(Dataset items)

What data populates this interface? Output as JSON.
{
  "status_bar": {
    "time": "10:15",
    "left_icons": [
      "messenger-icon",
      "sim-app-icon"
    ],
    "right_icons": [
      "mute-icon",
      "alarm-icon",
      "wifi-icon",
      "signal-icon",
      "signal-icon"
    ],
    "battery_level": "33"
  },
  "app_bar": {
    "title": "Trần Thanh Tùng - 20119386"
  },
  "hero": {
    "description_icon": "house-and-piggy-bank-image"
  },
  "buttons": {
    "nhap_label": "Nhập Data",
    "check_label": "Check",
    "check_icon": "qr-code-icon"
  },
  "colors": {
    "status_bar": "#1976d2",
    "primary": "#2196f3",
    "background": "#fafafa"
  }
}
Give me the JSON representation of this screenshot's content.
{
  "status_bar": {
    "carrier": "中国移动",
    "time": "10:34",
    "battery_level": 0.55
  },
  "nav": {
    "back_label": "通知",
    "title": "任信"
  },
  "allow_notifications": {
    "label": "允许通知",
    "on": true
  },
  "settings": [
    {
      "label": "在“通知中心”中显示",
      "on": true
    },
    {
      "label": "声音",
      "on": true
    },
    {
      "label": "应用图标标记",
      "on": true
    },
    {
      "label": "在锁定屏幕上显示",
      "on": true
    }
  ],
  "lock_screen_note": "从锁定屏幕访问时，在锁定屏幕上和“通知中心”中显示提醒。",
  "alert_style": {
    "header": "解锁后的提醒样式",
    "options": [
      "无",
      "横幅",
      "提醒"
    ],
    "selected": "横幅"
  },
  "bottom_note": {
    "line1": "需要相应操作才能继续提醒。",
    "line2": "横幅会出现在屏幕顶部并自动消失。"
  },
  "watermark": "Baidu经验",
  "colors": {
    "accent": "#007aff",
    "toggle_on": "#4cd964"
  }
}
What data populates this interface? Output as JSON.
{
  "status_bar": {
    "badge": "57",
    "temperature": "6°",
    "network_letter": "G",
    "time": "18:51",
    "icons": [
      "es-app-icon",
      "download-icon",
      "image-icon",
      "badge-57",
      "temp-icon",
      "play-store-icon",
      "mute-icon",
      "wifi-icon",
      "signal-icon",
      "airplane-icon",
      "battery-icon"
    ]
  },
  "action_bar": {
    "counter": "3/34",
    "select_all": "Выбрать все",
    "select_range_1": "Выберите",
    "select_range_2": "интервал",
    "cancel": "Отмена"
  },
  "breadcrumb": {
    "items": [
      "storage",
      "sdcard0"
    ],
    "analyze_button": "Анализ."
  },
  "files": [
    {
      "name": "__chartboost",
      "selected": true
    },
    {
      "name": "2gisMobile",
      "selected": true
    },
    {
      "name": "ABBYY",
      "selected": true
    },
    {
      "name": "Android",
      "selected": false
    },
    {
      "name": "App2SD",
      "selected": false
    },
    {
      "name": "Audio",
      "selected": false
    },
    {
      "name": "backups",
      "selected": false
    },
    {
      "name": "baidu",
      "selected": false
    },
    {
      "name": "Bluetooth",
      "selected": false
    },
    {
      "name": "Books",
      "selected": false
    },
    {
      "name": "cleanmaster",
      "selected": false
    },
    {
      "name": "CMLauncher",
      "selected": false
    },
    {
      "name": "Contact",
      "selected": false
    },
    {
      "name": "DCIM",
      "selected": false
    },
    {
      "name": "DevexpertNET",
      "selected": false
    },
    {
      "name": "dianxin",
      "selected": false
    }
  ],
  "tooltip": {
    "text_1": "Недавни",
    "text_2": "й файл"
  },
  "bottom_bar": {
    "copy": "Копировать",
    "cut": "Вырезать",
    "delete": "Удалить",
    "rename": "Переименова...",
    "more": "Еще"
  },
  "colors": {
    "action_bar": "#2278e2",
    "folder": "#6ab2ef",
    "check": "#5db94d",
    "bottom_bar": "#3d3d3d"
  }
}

◆ PROBLEM STATEMENT ◆
The records above should be restated word for word, please.

◆ EXERCISE ANSWER ◆
What data populates this interface? Output as JSON.
{
  "status_bar": {
    "time": "10:15",
    "left_icons": [
      "messenger-icon",
      "sim-app-icon"
    ],
    "right_icons": [
      "mute-icon",
      "alarm-icon",
      "wifi-icon",
      "signal-icon",
      "signal-icon"
    ],
    "battery_level": "33"
  },
  "app_bar": {
    "title": "Trần Thanh Tùng - 20119386"
  },
  "hero": {
    "description_icon": "house-and-piggy-bank-image"
  },
  "buttons": {
    "nhap_label": "Nhập Data",
    "check_label": "Check",
    "check_icon": "qr-code-icon"
  },
  "colors": {
    "status_bar": "#1976d2",
    "primary": "#2196f3",
    "background": "#fafafa"
  }
}
Give me the JSON representation of this screenshot's content.
{
  "status_bar": {
    "carrier": "中国移动",
    "time": "10:34",
    "battery_level": 0.55
  },
  "nav": {
    "back_label": "通知",
    "title": "任信"
  },
  "allow_notifications": {
    "label": "允许通知",
    "on": true
  },
  "settings": [
    {
      "label": "在“通知中心”中显示",
      "on": true
    },
    {
      "label": "声音",
      "on": true
    },
    {
      "label": "应用图标标记",
      "on": true
    },
    {
      "label": "在锁定屏幕上显示",
      "on": true
    }
  ],
  "lock_screen_note": "从锁定屏幕访问时，在锁定屏幕上和“通知中心”中显示提醒。",
  "alert_style": {
    "header": "解锁后的提醒样式",
    "options": [
      "无",
      "横幅",
      "提醒"
    ],
    "selected": "横幅"
  },
  "bottom_note": {
    "line1": "需要相应操作才能继续提醒。",
    "line2": "横幅会出现在屏幕顶部并自动消失。"
  },
  "watermark": "Baidu经验",
  "colors": {
    "accent": "#007aff",
    "toggle_on": "#4cd964"
  }
}
What data populates this interface? Output as JSON.
{
  "status_bar": {
    "badge": "57",
    "temperature": "6°",
    "network_letter": "G",
    "time": "18:51",
    "icons": [
      "es-app-icon",
      "download-icon",
      "image-icon",
      "badge-57",
      "temp-icon",
      "play-store-icon",
      "mute-icon",
      "wifi-icon",
      "signal-icon",
      "airplane-icon",
      "battery-icon"
    ]
  },
  "action_bar": {
    "counter": "3/34",
    "select_all": "Выбрать все",
    "select_range_1": "Выберите",
    "select_range_2": "интервал",
    "cancel": "Отмена"
  },
  "breadcrumb": {
    "items": [
      "storage",
      "sdcard0"
    ],
    "analyze_button": "Анализ."
  },
  "files": [
    {
      "name": "__chartboost",
      "selected": true
    },
    {
      "name": "2gisMobile",
      "selected": true
    },
    {
      "name": "ABBYY",
      "selected": true
    },
    {
      "name": "Android",
      "selected": false
    },
    {
      "name": "App2SD",
      "selected": false
    },
    {
      "name": "Audio",
      "selected": false
    },
    {
      "name": "backups",
      "selected": false
    },
    {
      "name": "baidu",
      "selected": false
    },
    {
      "name": "Bluetooth",
      "selected": false
    },
    {
      "name": "Books",
      "selected": false
    },
    {
      "name": "cleanmaster",
      "selected": false
    },
    {
      "name": "CMLauncher",
      "selected": false
    },
    {
      "name": "Contact",
      "selected": false
    },
    {
      "name": "DCIM",
      "selected": false
    },
    {
      "name": "DevexpertNET",
      "selected": false
    },
    {
      "name": "dianxin",
      "selected": false
    }
  ],
  "tooltip": {
    "text_1": "Недавни",
    "text_2": "й файл"
  },
  "bottom_bar": {
    "copy": "Копировать",
    "cut": "Вырезать",
    "delete": "Удалить",
    "rename": "Переименова...",
    "more": "Еще"
  },
  "colors": {
    "action_bar": "#2278e2",
    "folder": "#6ab2ef",
    "check": "#5db94d",
    "bottom_bar": "#3d3d3d"
  }
}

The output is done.